§ **Prompt**
Pick out each line with the word "this" from the material that follows.

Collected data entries
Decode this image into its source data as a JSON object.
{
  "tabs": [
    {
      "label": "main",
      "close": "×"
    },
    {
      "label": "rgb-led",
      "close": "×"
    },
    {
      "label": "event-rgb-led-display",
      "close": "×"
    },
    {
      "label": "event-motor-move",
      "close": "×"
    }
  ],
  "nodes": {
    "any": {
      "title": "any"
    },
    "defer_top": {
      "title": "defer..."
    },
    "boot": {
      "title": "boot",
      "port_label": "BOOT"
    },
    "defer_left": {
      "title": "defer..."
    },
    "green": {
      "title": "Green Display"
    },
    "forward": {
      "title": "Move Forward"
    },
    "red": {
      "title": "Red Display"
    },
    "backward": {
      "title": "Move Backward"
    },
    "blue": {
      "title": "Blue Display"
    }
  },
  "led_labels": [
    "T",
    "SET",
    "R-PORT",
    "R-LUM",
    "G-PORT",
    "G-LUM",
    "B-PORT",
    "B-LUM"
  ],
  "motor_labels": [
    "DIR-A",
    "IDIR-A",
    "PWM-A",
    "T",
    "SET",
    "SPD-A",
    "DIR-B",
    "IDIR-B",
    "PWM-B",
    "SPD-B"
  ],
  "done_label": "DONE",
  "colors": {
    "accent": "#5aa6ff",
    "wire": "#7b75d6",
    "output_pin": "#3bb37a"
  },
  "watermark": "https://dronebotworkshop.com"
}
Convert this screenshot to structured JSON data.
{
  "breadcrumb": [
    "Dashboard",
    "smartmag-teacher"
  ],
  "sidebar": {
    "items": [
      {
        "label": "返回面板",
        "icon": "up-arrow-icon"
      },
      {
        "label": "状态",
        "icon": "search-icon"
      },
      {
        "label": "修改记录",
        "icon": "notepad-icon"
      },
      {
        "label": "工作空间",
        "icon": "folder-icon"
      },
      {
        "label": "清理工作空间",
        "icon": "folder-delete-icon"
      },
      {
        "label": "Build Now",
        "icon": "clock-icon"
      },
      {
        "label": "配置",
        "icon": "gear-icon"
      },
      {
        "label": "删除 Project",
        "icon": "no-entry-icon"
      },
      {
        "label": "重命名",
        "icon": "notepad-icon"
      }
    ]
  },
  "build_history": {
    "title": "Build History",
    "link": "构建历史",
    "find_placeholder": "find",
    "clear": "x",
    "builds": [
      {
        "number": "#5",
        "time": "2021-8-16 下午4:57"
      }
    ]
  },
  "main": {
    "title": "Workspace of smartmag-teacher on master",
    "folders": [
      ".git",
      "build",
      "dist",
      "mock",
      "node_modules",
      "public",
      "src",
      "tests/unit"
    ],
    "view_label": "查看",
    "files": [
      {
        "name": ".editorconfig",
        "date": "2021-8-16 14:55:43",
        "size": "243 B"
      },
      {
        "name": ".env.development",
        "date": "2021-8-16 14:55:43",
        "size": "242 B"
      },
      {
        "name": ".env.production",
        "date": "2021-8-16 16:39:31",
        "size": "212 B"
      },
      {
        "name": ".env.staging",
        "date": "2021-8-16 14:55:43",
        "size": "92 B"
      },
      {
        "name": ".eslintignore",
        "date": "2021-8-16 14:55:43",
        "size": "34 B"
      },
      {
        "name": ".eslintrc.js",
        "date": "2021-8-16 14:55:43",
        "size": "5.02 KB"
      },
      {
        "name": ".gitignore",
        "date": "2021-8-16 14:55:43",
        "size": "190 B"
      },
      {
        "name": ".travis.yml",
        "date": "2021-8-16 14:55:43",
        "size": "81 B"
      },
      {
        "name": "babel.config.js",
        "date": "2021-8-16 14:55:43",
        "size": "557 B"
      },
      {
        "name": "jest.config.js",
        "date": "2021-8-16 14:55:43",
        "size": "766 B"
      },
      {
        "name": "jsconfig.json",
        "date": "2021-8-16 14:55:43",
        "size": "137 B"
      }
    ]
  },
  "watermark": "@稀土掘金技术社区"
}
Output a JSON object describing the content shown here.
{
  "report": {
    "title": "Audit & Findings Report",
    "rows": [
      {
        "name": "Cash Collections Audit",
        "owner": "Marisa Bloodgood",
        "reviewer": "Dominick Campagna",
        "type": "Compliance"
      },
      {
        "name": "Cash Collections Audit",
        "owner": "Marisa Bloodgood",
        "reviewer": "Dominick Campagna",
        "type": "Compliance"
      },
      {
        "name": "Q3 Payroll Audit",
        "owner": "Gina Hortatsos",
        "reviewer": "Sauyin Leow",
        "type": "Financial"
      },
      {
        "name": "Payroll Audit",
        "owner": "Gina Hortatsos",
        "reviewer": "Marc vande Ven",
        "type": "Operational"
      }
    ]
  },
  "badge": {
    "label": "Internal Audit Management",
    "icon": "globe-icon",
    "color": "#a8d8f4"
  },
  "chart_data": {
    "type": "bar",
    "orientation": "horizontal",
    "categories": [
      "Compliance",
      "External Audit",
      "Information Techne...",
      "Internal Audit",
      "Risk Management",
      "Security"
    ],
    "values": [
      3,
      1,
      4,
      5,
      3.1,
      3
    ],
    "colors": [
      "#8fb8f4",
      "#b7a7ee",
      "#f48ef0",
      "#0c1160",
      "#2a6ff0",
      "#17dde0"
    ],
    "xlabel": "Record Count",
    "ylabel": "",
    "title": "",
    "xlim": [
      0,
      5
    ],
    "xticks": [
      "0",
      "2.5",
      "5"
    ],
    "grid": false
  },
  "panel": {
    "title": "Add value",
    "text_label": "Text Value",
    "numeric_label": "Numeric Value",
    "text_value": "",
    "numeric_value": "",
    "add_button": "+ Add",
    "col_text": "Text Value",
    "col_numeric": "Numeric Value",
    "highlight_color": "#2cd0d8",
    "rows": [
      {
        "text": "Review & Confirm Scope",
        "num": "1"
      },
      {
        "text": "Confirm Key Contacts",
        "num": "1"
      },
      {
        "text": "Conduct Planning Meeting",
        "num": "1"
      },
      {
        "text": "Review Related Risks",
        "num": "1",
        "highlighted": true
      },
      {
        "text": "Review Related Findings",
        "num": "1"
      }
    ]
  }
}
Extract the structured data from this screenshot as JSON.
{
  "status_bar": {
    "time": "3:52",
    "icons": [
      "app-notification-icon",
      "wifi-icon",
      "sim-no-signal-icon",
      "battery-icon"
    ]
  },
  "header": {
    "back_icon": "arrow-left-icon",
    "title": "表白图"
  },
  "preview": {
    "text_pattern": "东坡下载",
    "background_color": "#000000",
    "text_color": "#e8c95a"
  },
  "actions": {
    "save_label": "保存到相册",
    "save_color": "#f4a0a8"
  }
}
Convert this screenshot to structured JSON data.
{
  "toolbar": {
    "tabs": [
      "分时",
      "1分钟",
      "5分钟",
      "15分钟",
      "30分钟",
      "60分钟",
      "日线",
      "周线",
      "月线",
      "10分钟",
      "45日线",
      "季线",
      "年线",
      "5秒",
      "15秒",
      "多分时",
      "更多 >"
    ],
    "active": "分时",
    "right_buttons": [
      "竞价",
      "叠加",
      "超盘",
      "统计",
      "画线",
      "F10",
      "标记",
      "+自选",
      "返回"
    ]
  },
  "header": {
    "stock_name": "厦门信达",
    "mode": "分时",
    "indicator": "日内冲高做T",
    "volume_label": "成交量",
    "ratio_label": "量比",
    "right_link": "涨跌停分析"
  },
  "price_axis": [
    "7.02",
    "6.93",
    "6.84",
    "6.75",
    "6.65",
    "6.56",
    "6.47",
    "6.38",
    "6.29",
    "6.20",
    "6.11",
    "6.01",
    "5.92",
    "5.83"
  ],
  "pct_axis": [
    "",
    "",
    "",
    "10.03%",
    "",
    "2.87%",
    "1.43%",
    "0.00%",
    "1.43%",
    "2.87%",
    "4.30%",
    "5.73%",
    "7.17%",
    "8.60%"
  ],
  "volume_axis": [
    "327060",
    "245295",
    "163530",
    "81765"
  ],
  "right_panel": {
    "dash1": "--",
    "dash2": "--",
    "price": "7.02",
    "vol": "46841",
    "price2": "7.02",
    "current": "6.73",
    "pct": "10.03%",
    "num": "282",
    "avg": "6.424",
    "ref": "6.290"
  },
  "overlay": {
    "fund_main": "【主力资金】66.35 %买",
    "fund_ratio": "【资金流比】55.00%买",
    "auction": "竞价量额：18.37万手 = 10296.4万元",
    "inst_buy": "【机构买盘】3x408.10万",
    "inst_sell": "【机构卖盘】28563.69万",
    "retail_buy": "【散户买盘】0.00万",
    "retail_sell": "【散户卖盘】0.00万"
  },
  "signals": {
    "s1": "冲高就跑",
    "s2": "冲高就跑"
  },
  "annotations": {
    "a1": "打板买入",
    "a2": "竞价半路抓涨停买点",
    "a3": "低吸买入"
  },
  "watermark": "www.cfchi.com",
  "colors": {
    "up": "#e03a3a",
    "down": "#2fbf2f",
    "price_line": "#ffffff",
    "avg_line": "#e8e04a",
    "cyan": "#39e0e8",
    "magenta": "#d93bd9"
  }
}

§ **Reply to the task**
Decode this image into its source data as a JSON object.
Convert this screenshot to structured JSON data.
Extract the structured data from this screenshot as JSON.
Convert this screenshot to structured JSON data.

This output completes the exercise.